* **What is needed**:
Lines containing the word "parts" should be extracted in full.

Records from a data collection:
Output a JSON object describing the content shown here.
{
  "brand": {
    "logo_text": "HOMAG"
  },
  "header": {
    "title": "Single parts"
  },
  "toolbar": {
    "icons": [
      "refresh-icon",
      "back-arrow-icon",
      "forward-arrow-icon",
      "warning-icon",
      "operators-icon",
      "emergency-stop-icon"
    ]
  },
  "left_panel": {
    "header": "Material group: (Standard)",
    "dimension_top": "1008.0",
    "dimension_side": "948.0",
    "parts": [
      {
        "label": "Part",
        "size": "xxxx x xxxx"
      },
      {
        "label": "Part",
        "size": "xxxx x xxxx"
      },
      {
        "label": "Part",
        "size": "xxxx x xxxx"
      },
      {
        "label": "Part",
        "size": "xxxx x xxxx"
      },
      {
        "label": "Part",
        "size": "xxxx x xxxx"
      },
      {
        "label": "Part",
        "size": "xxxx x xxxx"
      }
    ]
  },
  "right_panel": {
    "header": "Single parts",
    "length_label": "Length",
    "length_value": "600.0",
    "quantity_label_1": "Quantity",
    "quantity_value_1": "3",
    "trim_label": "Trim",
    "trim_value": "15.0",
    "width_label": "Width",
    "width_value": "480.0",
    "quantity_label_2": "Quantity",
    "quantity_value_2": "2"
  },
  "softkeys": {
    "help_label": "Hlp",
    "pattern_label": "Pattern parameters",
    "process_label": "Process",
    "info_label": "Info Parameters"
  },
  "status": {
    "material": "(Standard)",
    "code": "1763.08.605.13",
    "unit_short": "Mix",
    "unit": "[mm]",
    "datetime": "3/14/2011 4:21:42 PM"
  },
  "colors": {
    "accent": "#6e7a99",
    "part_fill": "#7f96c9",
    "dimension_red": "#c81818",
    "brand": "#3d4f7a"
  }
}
==
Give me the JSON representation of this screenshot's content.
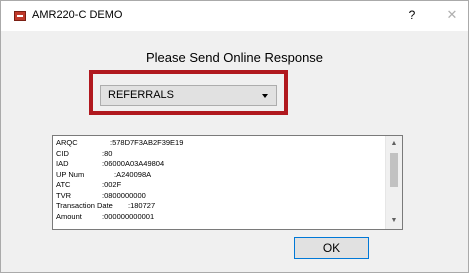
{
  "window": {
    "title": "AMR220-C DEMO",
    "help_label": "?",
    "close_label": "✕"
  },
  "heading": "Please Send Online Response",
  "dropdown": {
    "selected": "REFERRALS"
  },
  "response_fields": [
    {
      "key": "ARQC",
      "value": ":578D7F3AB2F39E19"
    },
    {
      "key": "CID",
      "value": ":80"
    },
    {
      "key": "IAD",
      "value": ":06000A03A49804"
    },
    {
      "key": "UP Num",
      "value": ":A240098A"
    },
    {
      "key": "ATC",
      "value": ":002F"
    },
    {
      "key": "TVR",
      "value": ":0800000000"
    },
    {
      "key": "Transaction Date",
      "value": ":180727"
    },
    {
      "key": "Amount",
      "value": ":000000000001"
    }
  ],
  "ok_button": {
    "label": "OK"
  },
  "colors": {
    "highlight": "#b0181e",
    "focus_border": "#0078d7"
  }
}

* **Full answer**:
    "title": "Single parts"
    "parts": [
    "header": "Single parts",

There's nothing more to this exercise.